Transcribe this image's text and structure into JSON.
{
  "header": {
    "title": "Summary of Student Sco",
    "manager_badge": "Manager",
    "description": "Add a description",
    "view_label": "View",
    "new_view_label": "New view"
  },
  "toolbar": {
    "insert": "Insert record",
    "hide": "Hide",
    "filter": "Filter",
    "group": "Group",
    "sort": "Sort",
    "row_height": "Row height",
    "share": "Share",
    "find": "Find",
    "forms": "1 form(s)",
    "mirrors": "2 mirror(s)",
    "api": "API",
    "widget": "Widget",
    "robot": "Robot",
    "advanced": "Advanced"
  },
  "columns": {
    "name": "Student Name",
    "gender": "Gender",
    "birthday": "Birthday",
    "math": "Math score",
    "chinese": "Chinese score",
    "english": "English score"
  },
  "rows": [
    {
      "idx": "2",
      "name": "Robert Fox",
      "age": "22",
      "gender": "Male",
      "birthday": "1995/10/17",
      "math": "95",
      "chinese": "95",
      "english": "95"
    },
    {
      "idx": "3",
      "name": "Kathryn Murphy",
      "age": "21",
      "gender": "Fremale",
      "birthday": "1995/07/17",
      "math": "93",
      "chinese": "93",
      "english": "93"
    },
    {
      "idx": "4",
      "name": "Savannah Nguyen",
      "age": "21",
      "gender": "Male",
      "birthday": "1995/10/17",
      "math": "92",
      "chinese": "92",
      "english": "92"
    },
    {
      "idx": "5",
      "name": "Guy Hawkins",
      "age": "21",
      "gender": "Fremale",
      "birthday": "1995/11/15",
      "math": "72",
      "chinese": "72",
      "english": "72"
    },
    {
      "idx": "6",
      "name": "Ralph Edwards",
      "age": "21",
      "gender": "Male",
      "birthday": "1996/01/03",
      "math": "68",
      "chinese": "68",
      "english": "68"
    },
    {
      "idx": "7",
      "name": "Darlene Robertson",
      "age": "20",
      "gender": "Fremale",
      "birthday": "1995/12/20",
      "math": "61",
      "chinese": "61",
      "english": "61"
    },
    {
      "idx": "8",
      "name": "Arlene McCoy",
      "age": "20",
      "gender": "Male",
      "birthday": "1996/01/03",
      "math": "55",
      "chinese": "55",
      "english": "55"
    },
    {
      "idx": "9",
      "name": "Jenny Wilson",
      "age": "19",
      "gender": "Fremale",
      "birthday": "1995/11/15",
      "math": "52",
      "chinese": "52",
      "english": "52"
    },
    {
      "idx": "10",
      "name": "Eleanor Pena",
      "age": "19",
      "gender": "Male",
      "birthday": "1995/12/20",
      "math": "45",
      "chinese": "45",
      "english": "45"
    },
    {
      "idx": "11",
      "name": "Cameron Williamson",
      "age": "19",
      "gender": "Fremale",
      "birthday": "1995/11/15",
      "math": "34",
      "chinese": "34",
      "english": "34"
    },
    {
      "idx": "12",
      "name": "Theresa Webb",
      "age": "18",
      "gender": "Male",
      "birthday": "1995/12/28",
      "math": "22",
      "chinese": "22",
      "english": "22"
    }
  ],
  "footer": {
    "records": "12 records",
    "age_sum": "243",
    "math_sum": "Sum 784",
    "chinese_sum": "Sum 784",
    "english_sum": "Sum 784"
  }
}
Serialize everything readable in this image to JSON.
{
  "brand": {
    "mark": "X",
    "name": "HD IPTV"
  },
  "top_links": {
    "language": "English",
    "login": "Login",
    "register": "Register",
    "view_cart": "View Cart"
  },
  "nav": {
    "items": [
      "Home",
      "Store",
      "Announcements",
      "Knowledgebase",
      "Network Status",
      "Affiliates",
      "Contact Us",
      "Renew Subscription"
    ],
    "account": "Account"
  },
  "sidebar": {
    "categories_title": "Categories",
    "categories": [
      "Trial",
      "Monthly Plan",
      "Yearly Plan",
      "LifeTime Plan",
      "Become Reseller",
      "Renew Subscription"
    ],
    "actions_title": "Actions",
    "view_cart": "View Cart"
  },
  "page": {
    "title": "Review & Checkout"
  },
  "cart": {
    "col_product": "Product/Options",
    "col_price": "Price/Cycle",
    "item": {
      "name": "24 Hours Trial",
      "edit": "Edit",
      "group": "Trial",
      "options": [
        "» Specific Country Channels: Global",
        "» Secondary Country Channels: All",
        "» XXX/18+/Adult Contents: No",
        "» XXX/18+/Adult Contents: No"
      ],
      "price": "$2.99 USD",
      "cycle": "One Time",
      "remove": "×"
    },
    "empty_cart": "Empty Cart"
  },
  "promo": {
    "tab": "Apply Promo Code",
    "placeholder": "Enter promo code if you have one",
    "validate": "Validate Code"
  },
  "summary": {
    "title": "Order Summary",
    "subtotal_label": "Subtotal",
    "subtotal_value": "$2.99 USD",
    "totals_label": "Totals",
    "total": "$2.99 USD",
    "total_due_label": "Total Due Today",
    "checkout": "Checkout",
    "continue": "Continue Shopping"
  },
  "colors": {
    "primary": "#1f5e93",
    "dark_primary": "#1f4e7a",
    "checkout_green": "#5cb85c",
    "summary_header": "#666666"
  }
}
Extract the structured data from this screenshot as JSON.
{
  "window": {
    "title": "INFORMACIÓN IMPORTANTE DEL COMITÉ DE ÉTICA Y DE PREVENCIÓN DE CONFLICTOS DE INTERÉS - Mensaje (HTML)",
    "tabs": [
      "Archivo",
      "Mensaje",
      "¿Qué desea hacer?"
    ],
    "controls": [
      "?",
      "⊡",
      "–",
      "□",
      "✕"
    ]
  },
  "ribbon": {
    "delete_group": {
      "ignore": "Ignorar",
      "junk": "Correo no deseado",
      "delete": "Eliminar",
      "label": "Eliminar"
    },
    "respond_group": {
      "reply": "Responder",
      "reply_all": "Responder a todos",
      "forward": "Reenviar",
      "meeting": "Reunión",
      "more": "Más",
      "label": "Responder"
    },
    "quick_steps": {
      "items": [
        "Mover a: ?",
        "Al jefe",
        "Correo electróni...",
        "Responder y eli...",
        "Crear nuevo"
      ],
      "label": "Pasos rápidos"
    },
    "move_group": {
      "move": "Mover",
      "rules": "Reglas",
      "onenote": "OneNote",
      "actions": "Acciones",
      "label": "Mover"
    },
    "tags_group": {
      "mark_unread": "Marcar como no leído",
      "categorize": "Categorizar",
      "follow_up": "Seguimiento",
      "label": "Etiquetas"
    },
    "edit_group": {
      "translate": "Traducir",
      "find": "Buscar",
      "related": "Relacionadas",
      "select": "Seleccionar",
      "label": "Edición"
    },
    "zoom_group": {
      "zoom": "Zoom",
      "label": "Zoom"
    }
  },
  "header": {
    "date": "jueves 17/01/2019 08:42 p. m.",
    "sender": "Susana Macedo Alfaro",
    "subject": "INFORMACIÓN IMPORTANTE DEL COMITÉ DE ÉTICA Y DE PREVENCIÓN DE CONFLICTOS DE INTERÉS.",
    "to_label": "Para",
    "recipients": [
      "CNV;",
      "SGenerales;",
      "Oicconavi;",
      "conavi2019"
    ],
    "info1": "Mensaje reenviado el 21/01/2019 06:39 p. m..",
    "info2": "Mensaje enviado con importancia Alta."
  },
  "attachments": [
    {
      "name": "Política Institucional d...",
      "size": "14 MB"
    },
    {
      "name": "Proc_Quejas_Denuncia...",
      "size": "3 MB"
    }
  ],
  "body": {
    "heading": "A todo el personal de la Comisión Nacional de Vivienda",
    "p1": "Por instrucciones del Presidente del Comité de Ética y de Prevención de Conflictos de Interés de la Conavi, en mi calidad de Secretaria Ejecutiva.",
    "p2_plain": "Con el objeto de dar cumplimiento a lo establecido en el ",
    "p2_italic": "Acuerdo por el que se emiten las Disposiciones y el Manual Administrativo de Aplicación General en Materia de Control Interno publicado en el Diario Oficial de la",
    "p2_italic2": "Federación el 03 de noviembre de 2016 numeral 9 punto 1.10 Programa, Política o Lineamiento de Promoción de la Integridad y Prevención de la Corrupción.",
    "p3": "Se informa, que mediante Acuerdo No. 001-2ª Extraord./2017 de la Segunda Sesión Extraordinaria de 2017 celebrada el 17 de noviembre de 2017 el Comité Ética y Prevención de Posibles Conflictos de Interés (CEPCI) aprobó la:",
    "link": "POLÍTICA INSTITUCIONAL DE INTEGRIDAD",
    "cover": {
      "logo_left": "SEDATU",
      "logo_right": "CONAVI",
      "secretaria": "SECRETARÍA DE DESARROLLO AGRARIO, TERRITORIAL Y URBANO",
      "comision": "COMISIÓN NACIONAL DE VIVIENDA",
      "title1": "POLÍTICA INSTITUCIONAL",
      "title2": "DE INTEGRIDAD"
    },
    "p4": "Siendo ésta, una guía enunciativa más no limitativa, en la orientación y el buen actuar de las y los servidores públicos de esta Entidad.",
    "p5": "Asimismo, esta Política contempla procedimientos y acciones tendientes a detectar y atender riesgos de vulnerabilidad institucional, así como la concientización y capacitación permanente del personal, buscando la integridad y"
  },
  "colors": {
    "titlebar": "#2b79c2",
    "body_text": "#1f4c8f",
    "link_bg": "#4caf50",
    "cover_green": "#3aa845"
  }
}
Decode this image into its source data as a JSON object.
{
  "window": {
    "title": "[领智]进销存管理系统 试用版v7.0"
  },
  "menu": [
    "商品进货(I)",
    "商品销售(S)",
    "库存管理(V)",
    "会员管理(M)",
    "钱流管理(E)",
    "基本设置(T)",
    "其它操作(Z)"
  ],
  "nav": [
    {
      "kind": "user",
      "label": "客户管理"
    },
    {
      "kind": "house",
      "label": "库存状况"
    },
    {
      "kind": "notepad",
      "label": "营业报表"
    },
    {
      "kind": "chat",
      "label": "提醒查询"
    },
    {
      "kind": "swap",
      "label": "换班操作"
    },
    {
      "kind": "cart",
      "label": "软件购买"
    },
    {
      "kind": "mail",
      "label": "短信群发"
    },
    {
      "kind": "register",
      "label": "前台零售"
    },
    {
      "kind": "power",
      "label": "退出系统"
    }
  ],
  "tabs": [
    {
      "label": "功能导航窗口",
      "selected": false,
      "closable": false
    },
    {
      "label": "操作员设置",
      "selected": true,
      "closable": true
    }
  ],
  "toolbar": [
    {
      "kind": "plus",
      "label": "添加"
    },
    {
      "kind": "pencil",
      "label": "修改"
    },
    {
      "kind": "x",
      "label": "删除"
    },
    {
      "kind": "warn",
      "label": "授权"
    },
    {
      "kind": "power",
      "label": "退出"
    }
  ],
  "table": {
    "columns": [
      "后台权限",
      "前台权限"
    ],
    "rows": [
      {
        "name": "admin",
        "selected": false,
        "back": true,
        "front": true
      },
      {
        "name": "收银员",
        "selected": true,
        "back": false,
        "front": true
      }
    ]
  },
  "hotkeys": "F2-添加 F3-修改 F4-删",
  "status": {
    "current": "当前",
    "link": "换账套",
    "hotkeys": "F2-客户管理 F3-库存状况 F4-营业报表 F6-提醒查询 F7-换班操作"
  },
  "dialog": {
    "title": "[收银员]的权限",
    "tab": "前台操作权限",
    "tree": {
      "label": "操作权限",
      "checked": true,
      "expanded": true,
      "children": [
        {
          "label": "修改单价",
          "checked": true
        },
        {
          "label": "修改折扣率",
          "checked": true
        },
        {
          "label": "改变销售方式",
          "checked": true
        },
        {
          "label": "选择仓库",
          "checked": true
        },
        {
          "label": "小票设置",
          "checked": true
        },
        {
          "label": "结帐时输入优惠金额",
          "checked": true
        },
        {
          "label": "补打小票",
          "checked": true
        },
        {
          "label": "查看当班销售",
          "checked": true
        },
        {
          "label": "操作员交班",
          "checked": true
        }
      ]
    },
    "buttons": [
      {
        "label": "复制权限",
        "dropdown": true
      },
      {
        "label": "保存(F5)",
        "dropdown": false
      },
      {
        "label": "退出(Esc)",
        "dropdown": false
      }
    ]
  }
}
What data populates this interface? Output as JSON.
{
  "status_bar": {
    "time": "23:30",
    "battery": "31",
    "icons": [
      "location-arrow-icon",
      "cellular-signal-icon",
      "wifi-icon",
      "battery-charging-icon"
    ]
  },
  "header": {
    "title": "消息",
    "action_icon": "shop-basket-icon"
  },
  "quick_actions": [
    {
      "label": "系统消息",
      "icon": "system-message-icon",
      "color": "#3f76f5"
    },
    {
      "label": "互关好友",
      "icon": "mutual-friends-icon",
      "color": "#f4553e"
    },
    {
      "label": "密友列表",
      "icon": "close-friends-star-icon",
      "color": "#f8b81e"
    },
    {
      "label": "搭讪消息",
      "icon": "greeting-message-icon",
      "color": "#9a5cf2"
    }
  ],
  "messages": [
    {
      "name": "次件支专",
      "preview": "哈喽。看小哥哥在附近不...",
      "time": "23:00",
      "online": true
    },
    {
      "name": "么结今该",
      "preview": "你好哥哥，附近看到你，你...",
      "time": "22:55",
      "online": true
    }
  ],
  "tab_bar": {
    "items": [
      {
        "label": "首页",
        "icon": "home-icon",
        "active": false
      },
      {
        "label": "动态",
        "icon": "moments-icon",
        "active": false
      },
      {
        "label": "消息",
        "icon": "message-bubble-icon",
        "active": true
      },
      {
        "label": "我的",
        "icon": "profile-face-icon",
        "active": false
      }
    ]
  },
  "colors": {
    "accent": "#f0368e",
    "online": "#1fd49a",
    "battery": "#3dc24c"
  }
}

---------------

WRITTEN EXERCISE ->
Report each line in the data that holds the word "Correo".

TASK RESULT ->
      "junk": "Correo no deseado",
        "Correo electróni...",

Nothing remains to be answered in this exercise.